>>

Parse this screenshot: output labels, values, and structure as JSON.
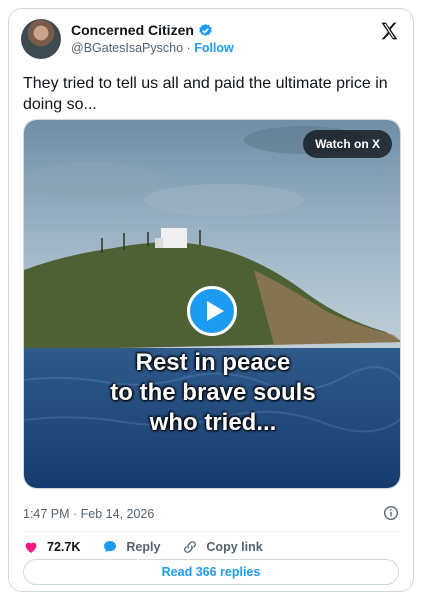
{
  "author": {
    "display_name": "Concerned Citizen",
    "handle": "@BGatesIsaPyscho",
    "separator": "·",
    "follow_label": "Follow",
    "verified_color": "#1d9bf0"
  },
  "tweet": {
    "text": "They tried to tell us all and paid the ultimate price in doing so...",
    "timestamp": "1:47 PM · Feb 14, 2026"
  },
  "media": {
    "watch_label": "Watch on X",
    "caption_lines": [
      "Rest in peace",
      "to the brave souls",
      "who tried..."
    ]
  },
  "actions": {
    "likes": "72.7K",
    "reply_label": "Reply",
    "copy_label": "Copy link"
  },
  "replies_button": "Read 366 replies",
  "icons": [
    "verified-badge-icon",
    "x-logo-icon",
    "play-icon",
    "info-icon",
    "heart-icon",
    "reply-bubble-icon",
    "link-icon"
  ],
  "colors": {
    "accent": "#1d9bf0",
    "like": "#f91880",
    "muted": "#536471"
  }
}
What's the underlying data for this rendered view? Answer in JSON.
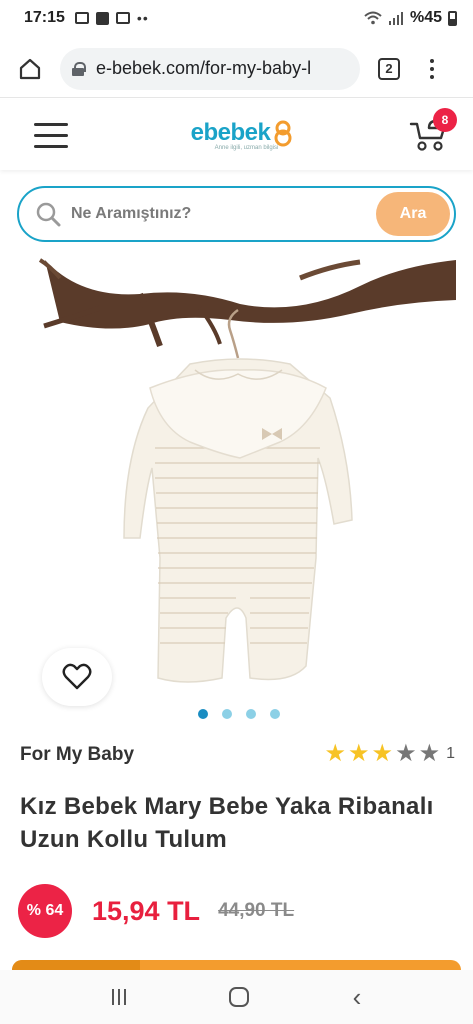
{
  "status_bar": {
    "time": "17:15",
    "battery": "%45"
  },
  "browser": {
    "url": "e-bebek.com/for-my-baby-l",
    "tab_count": "2"
  },
  "header": {
    "logo_text": "ebebek",
    "logo_tagline": "Anne ilgili, uzman bilgisi",
    "cart_count": "8"
  },
  "search": {
    "placeholder": "Ne Aramıştınız?",
    "button_label": "Ara"
  },
  "carousel": {
    "slides": 4,
    "active": 0
  },
  "product": {
    "brand": "For My Baby",
    "rating": 3,
    "rating_max": 5,
    "rating_count": "1",
    "title": "Kız Bebek Mary Bebe Yaka Ribanalı Uzun Kollu Tulum",
    "discount": "% 64",
    "price": "15,94 TL",
    "old_price": "44,90 TL"
  },
  "colors": {
    "brand_blue": "#1aa3c8",
    "accent_orange": "#f6b679",
    "price_red": "#e8203e",
    "star_yellow": "#f7c325"
  }
}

<<

Reproduce the entries exactly. Do not carry over any picture.

Parse this screenshot: output labels, values, and structure as JSON.
{
  "author": {
    "display_name": "Concerned Citizen",
    "handle": "@BGatesIsaPyscho",
    "separator": "·",
    "follow_label": "Follow",
    "verified_color": "#1d9bf0"
  },
  "tweet": {
    "text": "They tried to tell us all and paid the ultimate price in doing so...",
    "timestamp": "1:47 PM · Feb 14, 2026"
  },
  "media": {
    "watch_label": "Watch on X",
    "caption_lines": [
      "Rest in peace",
      "to the brave souls",
      "who tried..."
    ]
  },
  "actions": {
    "likes": "72.7K",
    "reply_label": "Reply",
    "copy_label": "Copy link"
  },
  "replies_button": "Read 366 replies",
  "icons": [
    "verified-badge-icon",
    "x-logo-icon",
    "play-icon",
    "info-icon",
    "heart-icon",
    "reply-bubble-icon",
    "link-icon"
  ],
  "colors": {
    "accent": "#1d9bf0",
    "like": "#f91880",
    "muted": "#536471"
  }
}
What's the underlying data for this rendered view? Answer in JSON.
{
  "status_bar": {
    "time": "17:15",
    "battery": "%45"
  },
  "browser": {
    "url": "e-bebek.com/for-my-baby-l",
    "tab_count": "2"
  },
  "header": {
    "logo_text": "ebebek",
    "logo_tagline": "Anne ilgili, uzman bilgisi",
    "cart_count": "8"
  },
  "search": {
    "placeholder": "Ne Aramıştınız?",
    "button_label": "Ara"
  },
  "carousel": {
    "slides": 4,
    "active": 0
  },
  "product": {
    "brand": "For My Baby",
    "rating": 3,
    "rating_max": 5,
    "rating_count": "1",
    "title": "Kız Bebek Mary Bebe Yaka Ribanalı Uzun Kollu Tulum",
    "discount": "% 64",
    "price": "15,94 TL",
    "old_price": "44,90 TL"
  },
  "colors": {
    "brand_blue": "#1aa3c8",
    "accent_orange": "#f6b679",
    "price_red": "#e8203e",
    "star_yellow": "#f7c325"
  }
}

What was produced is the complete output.